## start

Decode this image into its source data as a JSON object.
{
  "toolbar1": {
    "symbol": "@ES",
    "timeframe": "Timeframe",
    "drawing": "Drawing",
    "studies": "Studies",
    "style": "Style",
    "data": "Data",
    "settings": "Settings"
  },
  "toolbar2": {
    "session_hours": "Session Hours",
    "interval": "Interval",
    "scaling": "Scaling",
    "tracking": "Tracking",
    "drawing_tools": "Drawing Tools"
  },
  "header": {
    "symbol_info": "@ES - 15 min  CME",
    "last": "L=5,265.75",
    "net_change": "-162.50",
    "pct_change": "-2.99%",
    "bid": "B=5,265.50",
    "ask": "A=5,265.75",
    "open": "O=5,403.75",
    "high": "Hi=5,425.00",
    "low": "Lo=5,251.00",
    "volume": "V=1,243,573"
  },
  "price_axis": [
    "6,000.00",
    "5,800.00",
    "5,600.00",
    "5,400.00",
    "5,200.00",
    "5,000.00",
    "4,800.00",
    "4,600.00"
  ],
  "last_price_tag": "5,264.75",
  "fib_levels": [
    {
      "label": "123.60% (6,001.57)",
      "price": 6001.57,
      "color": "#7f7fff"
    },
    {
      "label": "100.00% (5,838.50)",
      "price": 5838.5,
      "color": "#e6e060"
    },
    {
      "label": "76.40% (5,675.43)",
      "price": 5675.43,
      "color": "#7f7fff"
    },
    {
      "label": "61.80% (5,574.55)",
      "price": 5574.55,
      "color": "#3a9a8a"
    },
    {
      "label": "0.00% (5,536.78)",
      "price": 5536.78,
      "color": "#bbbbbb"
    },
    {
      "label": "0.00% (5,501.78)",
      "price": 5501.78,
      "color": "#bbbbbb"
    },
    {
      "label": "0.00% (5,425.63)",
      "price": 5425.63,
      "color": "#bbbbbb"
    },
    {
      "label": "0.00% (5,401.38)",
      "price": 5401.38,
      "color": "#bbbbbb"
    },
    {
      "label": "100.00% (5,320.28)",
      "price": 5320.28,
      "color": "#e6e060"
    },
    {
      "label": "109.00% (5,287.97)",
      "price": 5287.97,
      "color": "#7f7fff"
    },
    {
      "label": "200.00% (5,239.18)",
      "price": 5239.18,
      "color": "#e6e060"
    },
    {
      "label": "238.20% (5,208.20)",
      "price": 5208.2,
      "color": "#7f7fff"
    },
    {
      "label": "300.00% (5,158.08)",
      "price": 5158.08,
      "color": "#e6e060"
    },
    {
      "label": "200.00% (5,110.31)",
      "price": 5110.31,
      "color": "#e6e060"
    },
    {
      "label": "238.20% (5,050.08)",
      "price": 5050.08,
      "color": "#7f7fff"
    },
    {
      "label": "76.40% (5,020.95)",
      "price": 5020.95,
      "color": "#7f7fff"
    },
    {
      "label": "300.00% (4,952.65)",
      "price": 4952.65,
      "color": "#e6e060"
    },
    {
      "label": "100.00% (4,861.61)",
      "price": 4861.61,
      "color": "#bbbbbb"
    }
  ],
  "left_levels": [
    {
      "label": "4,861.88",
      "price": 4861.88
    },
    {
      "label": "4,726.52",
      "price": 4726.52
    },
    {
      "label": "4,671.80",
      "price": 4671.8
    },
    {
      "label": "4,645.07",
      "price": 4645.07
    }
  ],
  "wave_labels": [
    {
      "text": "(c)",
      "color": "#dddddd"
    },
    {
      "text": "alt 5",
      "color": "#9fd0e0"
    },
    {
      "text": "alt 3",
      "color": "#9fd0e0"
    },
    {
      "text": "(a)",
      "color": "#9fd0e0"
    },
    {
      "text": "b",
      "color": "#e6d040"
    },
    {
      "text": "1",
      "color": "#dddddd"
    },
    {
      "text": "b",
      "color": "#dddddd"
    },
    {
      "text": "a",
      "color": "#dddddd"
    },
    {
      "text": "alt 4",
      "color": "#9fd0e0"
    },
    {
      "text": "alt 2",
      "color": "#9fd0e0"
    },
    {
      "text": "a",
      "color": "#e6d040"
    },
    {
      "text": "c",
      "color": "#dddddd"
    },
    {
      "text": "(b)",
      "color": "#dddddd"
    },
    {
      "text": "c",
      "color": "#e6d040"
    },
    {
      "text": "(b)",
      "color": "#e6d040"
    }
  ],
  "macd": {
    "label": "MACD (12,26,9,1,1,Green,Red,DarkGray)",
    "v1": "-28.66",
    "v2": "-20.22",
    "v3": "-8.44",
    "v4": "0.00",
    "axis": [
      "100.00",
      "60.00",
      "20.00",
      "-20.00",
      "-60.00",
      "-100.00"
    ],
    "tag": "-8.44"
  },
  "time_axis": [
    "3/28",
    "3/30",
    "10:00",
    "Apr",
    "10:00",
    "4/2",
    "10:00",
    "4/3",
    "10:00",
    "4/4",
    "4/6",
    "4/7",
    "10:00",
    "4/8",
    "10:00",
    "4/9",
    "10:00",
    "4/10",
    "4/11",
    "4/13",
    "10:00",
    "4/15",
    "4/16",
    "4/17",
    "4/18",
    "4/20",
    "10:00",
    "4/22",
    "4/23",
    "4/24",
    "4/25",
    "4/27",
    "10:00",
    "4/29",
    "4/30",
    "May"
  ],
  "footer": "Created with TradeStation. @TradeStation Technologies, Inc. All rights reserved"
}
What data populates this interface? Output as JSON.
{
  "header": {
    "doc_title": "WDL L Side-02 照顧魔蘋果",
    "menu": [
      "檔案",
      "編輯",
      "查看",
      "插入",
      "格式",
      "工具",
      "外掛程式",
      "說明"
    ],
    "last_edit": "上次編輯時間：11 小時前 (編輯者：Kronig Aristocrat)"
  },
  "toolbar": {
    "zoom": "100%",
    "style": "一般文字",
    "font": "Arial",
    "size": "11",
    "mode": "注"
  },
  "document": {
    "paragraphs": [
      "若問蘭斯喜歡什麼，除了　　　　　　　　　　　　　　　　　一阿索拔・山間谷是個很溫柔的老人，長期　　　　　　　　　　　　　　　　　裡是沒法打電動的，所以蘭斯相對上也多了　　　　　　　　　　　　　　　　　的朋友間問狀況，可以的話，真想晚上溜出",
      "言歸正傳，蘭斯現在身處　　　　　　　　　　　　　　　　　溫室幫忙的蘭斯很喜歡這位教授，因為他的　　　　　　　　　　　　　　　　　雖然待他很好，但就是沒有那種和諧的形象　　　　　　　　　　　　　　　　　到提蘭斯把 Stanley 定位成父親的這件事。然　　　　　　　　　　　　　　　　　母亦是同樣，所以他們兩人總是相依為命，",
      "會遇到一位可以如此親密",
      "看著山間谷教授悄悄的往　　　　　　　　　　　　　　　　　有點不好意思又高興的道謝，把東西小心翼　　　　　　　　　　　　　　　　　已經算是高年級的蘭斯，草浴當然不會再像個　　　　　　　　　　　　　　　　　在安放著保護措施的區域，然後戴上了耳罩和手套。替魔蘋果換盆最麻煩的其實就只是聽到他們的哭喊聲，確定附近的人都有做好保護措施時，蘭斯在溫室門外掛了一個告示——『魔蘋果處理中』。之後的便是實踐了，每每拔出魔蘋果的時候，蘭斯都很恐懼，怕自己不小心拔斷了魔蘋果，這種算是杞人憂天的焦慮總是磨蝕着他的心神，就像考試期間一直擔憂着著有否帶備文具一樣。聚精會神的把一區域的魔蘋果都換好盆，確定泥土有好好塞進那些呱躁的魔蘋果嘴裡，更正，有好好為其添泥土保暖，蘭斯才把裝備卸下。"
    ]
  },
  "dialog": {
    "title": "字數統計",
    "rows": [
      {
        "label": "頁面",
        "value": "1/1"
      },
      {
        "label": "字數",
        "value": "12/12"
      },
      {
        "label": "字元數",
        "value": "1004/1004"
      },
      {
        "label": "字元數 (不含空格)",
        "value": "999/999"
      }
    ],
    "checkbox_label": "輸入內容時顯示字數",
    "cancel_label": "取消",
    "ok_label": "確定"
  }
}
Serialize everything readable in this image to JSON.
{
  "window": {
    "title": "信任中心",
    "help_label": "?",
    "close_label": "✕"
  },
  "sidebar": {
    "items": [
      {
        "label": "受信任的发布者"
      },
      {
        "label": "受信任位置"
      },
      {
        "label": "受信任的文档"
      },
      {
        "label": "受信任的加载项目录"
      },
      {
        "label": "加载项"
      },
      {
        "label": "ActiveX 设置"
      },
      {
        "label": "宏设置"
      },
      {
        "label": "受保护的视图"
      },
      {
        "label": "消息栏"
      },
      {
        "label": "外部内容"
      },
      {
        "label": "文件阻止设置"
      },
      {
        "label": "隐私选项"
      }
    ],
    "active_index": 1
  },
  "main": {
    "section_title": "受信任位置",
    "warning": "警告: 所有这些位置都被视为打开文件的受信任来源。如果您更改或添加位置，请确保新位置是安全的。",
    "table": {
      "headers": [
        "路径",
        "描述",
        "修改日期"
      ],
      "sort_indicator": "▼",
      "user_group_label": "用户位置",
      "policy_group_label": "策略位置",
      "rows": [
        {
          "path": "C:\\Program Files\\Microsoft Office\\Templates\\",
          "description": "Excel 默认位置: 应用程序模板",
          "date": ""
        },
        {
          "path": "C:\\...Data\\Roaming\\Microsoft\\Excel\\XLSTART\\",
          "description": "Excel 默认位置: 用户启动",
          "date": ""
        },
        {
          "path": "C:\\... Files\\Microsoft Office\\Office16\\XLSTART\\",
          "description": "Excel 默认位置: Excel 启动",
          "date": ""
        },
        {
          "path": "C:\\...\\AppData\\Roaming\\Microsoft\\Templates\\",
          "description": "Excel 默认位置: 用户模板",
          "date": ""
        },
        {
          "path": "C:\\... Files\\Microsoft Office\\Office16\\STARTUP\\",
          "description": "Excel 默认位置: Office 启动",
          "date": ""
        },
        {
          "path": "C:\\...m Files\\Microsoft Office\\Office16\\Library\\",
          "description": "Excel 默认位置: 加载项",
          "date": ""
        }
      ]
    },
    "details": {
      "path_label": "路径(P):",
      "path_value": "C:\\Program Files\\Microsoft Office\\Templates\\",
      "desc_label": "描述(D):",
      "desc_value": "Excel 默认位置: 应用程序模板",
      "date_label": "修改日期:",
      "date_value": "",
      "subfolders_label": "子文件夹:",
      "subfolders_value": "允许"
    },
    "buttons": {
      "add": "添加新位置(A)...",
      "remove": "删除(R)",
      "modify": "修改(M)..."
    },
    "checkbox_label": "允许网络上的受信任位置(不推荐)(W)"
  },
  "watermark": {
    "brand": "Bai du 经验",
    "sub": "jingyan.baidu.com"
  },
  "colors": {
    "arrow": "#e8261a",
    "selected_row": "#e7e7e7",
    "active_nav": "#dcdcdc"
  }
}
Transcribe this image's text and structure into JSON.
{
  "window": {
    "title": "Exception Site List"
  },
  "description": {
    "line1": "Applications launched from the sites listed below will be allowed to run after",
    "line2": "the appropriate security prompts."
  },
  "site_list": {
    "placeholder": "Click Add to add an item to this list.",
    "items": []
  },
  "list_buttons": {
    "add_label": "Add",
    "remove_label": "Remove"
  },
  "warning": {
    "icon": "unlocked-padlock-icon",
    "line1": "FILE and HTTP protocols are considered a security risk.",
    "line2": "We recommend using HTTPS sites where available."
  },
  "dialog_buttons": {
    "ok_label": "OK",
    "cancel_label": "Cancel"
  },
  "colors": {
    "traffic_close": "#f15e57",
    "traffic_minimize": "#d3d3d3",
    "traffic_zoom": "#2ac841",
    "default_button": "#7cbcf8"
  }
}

## end

Work instructions:
Give back exactly the lines that run from the line with "Transcribe this image's" through the close of the material, counting both ends, and nothing more.

Exercise result:
Transcribe this image's text and structure into JSON.
{
  "window": {
    "title": "Exception Site List"
  },
  "description": {
    "line1": "Applications launched from the sites listed below will be allowed to run after",
    "line2": "the appropriate security prompts."
  },
  "site_list": {
    "placeholder": "Click Add to add an item to this list.",
    "items": []
  },
  "list_buttons": {
    "add_label": "Add",
    "remove_label": "Remove"
  },
  "warning": {
    "icon": "unlocked-padlock-icon",
    "line1": "FILE and HTTP protocols are considered a security risk.",
    "line2": "We recommend using HTTPS sites where available."
  },
  "dialog_buttons": {
    "ok_label": "OK",
    "cancel_label": "Cancel"
  },
  "colors": {
    "traffic_close": "#f15e57",
    "traffic_minimize": "#d3d3d3",
    "traffic_zoom": "#2ac841",
    "default_button": "#7cbcf8"
  }
}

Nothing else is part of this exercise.